Start
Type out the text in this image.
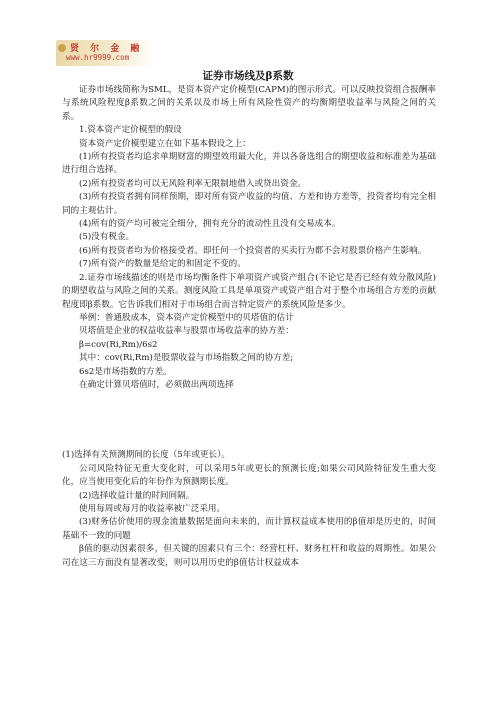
贤 尔 金 融
www.hr9999.com
证券市场线及β系数

证券市场线简称为SML，是资本资产定价模型(CAPM)的图示形式。可以反映投资组合报酬率与系统风险程度β系数之间的关系以及市场上所有风险性资产的均衡期望收益率与风险之间的关系。

1.资本资产定价模型的假设

资本资产定价模型建立在如下基本假设之上：

(1)所有投资者均追求单期财富的期望效用最大化，并以各备选组合的期望收益和标准差为基础进行组合选择。

(2)所有投资者均可以无风险利率无限制地借入或贷出资金。

(3)所有投资者拥有同样预期，即对所有资产收益的均值、方差和协方差等，投资者均有完全相同的主观估计。

(4)所有的资产均可被完全细分，拥有充分的流动性且没有交易成本。

(5)没有税金。

(6)所有投资者均为价格接受者。即任何一个投资者的买卖行为都不会对股票价格产生影响。

(7)所有资产的数量是给定的和固定不变的。

2.证券市场线描述的则是市场均衡条件下单项资产或资产组合(不论它是否已经有效分散风险)的期望收益与风险之间的关系。测度风险工具是单项资产或资产组合对于整个市场组合方差的贡献程度即β系数。它告诉我们相对于市场组合而言特定资产的系统风险是多少。

举例：普通股成本，资本资产定价模型中的贝塔值的估计

贝塔值是企业的权益收益率与股票市场收益率的协方差：

β=cov(Ri,Rm)/6s2

其中：cov(Ri,Rm)是股票收益与市场指数之间的协方差;

6s2是市场指数的方差。

在确定计算贝塔值时，必须做出两项选择

(1)选择有关预测期间的长度（5年或更长）。

公司风险特征无重大变化时，可以采用5年或更长的预测长度;如果公司风险特征发生重大变化，应当使用变化后的年份作为预测期长度。

(2)选择收益计量的时间间隔。

使用每周或每月的收益率被广泛采用。

(3)财务估价使用的现金流量数据是面向未来的，而计算权益成本使用的β值却是历史的，时间基础不一致的问题

β值的驱动因素很多，但关键的因素只有三个：经营杠杆、财务杠杆和收益的周期性。如果公司在这三方面没有显著改变，则可以用历史的β值估计权益成本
End
- Goal -
Repeat the records above exactly, leaving out any pictures they contain.

- Task output -
Type out the text in this image.
贤 尔 金 融
www.hr9999.com
证券市场线及β系数

证券市场线简称为SML，是资本资产定价模型(CAPM)的图示形式。可以反映投资组合报酬率与系统风险程度β系数之间的关系以及市场上所有风险性资产的均衡期望收益率与风险之间的关系。

1.资本资产定价模型的假设

资本资产定价模型建立在如下基本假设之上：

(1)所有投资者均追求单期财富的期望效用最大化，并以各备选组合的期望收益和标准差为基础进行组合选择。

(2)所有投资者均可以无风险利率无限制地借入或贷出资金。

(3)所有投资者拥有同样预期，即对所有资产收益的均值、方差和协方差等，投资者均有完全相同的主观估计。

(4)所有的资产均可被完全细分，拥有充分的流动性且没有交易成本。

(5)没有税金。

(6)所有投资者均为价格接受者。即任何一个投资者的买卖行为都不会对股票价格产生影响。

(7)所有资产的数量是给定的和固定不变的。

2.证券市场线描述的则是市场均衡条件下单项资产或资产组合(不论它是否已经有效分散风险)的期望收益与风险之间的关系。测度风险工具是单项资产或资产组合对于整个市场组合方差的贡献程度即β系数。它告诉我们相对于市场组合而言特定资产的系统风险是多少。

举例：普通股成本，资本资产定价模型中的贝塔值的估计

贝塔值是企业的权益收益率与股票市场收益率的协方差：

β=cov(Ri,Rm)/6s2

其中：cov(Ri,Rm)是股票收益与市场指数之间的协方差;

6s2是市场指数的方差。

在确定计算贝塔值时，必须做出两项选择

(1)选择有关预测期间的长度（5年或更长）。

公司风险特征无重大变化时，可以采用5年或更长的预测长度;如果公司风险特征发生重大变化，应当使用变化后的年份作为预测期长度。

(2)选择收益计量的时间间隔。

使用每周或每月的收益率被广泛采用。

(3)财务估价使用的现金流量数据是面向未来的，而计算权益成本使用的β值却是历史的，时间基础不一致的问题

β值的驱动因素很多，但关键的因素只有三个：经营杠杆、财务杠杆和收益的周期性。如果公司在这三方面没有显著改变，则可以用历史的β值估计权益成本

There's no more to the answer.